---------- Given entries ----------

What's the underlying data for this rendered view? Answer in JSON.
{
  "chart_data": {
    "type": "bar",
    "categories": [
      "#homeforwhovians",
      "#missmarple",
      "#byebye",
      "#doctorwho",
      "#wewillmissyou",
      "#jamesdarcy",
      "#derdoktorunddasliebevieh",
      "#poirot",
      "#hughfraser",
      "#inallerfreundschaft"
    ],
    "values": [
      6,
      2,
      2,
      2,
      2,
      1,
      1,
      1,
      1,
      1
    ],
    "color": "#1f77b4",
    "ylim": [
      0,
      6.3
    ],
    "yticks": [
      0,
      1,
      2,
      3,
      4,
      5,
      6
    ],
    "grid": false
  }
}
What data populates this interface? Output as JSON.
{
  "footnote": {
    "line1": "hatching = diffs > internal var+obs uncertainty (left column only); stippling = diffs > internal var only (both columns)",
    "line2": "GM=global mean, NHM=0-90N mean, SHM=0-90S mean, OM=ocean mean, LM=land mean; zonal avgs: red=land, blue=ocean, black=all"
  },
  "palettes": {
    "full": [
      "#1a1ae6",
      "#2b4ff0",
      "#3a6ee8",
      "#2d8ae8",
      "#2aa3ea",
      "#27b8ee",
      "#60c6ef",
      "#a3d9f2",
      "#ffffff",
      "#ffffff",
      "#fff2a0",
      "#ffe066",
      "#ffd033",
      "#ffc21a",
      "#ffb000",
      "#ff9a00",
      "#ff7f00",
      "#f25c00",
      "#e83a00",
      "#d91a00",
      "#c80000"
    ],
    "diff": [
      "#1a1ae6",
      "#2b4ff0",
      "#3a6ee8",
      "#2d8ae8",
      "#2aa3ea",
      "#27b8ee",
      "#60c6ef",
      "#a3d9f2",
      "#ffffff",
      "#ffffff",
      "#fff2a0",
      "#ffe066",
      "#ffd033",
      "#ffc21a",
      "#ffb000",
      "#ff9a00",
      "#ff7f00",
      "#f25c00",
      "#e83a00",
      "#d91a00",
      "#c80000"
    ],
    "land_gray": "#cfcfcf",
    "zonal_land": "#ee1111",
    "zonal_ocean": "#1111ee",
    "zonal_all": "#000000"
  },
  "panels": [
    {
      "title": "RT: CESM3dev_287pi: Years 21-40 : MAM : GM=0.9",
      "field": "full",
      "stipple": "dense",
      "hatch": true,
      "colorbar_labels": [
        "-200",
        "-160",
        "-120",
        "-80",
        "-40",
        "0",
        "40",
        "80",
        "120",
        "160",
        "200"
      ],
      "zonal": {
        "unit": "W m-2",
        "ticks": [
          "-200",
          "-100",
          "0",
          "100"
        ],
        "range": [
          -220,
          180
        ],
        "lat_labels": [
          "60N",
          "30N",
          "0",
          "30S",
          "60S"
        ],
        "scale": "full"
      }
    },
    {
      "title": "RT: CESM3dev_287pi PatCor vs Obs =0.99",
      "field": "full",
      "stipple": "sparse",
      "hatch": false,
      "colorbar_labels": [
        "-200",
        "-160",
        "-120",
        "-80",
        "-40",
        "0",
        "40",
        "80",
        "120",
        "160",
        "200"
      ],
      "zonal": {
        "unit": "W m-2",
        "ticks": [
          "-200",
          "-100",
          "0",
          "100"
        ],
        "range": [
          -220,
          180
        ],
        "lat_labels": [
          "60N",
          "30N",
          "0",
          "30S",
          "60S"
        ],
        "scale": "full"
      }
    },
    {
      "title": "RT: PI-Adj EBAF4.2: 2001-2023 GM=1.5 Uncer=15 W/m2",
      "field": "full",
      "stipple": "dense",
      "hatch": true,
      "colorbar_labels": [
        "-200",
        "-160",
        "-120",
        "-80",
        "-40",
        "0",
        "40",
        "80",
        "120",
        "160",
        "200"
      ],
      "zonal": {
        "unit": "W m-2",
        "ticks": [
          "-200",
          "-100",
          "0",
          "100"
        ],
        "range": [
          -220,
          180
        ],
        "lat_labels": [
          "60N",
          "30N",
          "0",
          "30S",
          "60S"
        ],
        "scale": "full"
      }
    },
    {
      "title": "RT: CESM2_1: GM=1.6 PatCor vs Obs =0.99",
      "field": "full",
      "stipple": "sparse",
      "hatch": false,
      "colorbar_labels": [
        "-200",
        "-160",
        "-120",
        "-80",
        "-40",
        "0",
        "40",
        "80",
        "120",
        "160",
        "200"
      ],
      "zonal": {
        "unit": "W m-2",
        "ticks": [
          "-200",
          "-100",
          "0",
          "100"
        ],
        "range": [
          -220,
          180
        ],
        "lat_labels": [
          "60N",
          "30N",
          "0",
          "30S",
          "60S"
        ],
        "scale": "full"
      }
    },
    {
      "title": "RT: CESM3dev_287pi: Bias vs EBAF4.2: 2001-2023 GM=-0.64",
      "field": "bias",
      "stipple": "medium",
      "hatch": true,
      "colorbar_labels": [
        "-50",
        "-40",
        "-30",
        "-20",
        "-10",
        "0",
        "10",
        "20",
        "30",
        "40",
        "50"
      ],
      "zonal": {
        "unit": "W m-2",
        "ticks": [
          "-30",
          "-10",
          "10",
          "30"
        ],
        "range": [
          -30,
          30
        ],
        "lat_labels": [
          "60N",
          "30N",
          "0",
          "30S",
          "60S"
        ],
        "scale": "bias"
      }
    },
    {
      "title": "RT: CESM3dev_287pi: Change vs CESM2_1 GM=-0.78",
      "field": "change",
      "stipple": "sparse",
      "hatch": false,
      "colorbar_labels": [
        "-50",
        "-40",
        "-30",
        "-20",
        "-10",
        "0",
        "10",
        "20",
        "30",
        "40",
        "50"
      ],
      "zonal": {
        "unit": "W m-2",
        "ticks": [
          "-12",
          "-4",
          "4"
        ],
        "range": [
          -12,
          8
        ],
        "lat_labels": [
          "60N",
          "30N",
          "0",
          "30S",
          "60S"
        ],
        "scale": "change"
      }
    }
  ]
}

----------

■ **Brief**
Repeat the data above exactly.

■ **The answer**
What's the underlying data for this rendered view? Answer in JSON.
{
  "chart_data": {
    "type": "bar",
    "categories": [
      "#homeforwhovians",
      "#missmarple",
      "#byebye",
      "#doctorwho",
      "#wewillmissyou",
      "#jamesdarcy",
      "#derdoktorunddasliebevieh",
      "#poirot",
      "#hughfraser",
      "#inallerfreundschaft"
    ],
    "values": [
      6,
      2,
      2,
      2,
      2,
      1,
      1,
      1,
      1,
      1
    ],
    "color": "#1f77b4",
    "ylim": [
      0,
      6.3
    ],
    "yticks": [
      0,
      1,
      2,
      3,
      4,
      5,
      6
    ],
    "grid": false
  }
}
What data populates this interface? Output as JSON.
{
  "footnote": {
    "line1": "hatching = diffs > internal var+obs uncertainty (left column only); stippling = diffs > internal var only (both columns)",
    "line2": "GM=global mean, NHM=0-90N mean, SHM=0-90S mean, OM=ocean mean, LM=land mean; zonal avgs: red=land, blue=ocean, black=all"
  },
  "palettes": {
    "full": [
      "#1a1ae6",
      "#2b4ff0",
      "#3a6ee8",
      "#2d8ae8",
      "#2aa3ea",
      "#27b8ee",
      "#60c6ef",
      "#a3d9f2",
      "#ffffff",
      "#ffffff",
      "#fff2a0",
      "#ffe066",
      "#ffd033",
      "#ffc21a",
      "#ffb000",
      "#ff9a00",
      "#ff7f00",
      "#f25c00",
      "#e83a00",
      "#d91a00",
      "#c80000"
    ],
    "diff": [
      "#1a1ae6",
      "#2b4ff0",
      "#3a6ee8",
      "#2d8ae8",
      "#2aa3ea",
      "#27b8ee",
      "#60c6ef",
      "#a3d9f2",
      "#ffffff",
      "#ffffff",
      "#fff2a0",
      "#ffe066",
      "#ffd033",
      "#ffc21a",
      "#ffb000",
      "#ff9a00",
      "#ff7f00",
      "#f25c00",
      "#e83a00",
      "#d91a00",
      "#c80000"
    ],
    "land_gray": "#cfcfcf",
    "zonal_land": "#ee1111",
    "zonal_ocean": "#1111ee",
    "zonal_all": "#000000"
  },
  "panels": [
    {
      "title": "RT: CESM3dev_287pi: Years 21-40 : MAM : GM=0.9",
      "field": "full",
      "stipple": "dense",
      "hatch": true,
      "colorbar_labels": [
        "-200",
        "-160",
        "-120",
        "-80",
        "-40",
        "0",
        "40",
        "80",
        "120",
        "160",
        "200"
      ],
      "zonal": {
        "unit": "W m-2",
        "ticks": [
          "-200",
          "-100",
          "0",
          "100"
        ],
        "range": [
          -220,
          180
        ],
        "lat_labels": [
          "60N",
          "30N",
          "0",
          "30S",
          "60S"
        ],
        "scale": "full"
      }
    },
    {
      "title": "RT: CESM3dev_287pi PatCor vs Obs =0.99",
      "field": "full",
      "stipple": "sparse",
      "hatch": false,
      "colorbar_labels": [
        "-200",
        "-160",
        "-120",
        "-80",
        "-40",
        "0",
        "40",
        "80",
        "120",
        "160",
        "200"
      ],
      "zonal": {
        "unit": "W m-2",
        "ticks": [
          "-200",
          "-100",
          "0",
          "100"
        ],
        "range": [
          -220,
          180
        ],
        "lat_labels": [
          "60N",
          "30N",
          "0",
          "30S",
          "60S"
        ],
        "scale": "full"
      }
    },
    {
      "title": "RT: PI-Adj EBAF4.2: 2001-2023 GM=1.5 Uncer=15 W/m2",
      "field": "full",
      "stipple": "dense",
      "hatch": true,
      "colorbar_labels": [
        "-200",
        "-160",
        "-120",
        "-80",
        "-40",
        "0",
        "40",
        "80",
        "120",
        "160",
        "200"
      ],
      "zonal": {
        "unit": "W m-2",
        "ticks": [
          "-200",
          "-100",
          "0",
          "100"
        ],
        "range": [
          -220,
          180
        ],
        "lat_labels": [
          "60N",
          "30N",
          "0",
          "30S",
          "60S"
        ],
        "scale": "full"
      }
    },
    {
      "title": "RT: CESM2_1: GM=1.6 PatCor vs Obs =0.99",
      "field": "full",
      "stipple": "sparse",
      "hatch": false,
      "colorbar_labels": [
        "-200",
        "-160",
        "-120",
        "-80",
        "-40",
        "0",
        "40",
        "80",
        "120",
        "160",
        "200"
      ],
      "zonal": {
        "unit": "W m-2",
        "ticks": [
          "-200",
          "-100",
          "0",
          "100"
        ],
        "range": [
          -220,
          180
        ],
        "lat_labels": [
          "60N",
          "30N",
          "0",
          "30S",
          "60S"
        ],
        "scale": "full"
      }
    },
    {
      "title": "RT: CESM3dev_287pi: Bias vs EBAF4.2: 2001-2023 GM=-0.64",
      "field": "bias",
      "stipple": "medium",
      "hatch": true,
      "colorbar_labels": [
        "-50",
        "-40",
        "-30",
        "-20",
        "-10",
        "0",
        "10",
        "20",
        "30",
        "40",
        "50"
      ],
      "zonal": {
        "unit": "W m-2",
        "ticks": [
          "-30",
          "-10",
          "10",
          "30"
        ],
        "range": [
          -30,
          30
        ],
        "lat_labels": [
          "60N",
          "30N",
          "0",
          "30S",
          "60S"
        ],
        "scale": "bias"
      }
    },
    {
      "title": "RT: CESM3dev_287pi: Change vs CESM2_1 GM=-0.78",
      "field": "change",
      "stipple": "sparse",
      "hatch": false,
      "colorbar_labels": [
        "-50",
        "-40",
        "-30",
        "-20",
        "-10",
        "0",
        "10",
        "20",
        "30",
        "40",
        "50"
      ],
      "zonal": {
        "unit": "W m-2",
        "ticks": [
          "-12",
          "-4",
          "4"
        ],
        "range": [
          -12,
          8
        ],
        "lat_labels": [
          "60N",
          "30N",
          "0",
          "30S",
          "60S"
        ],
        "scale": "change"
      }
    }
  ]
}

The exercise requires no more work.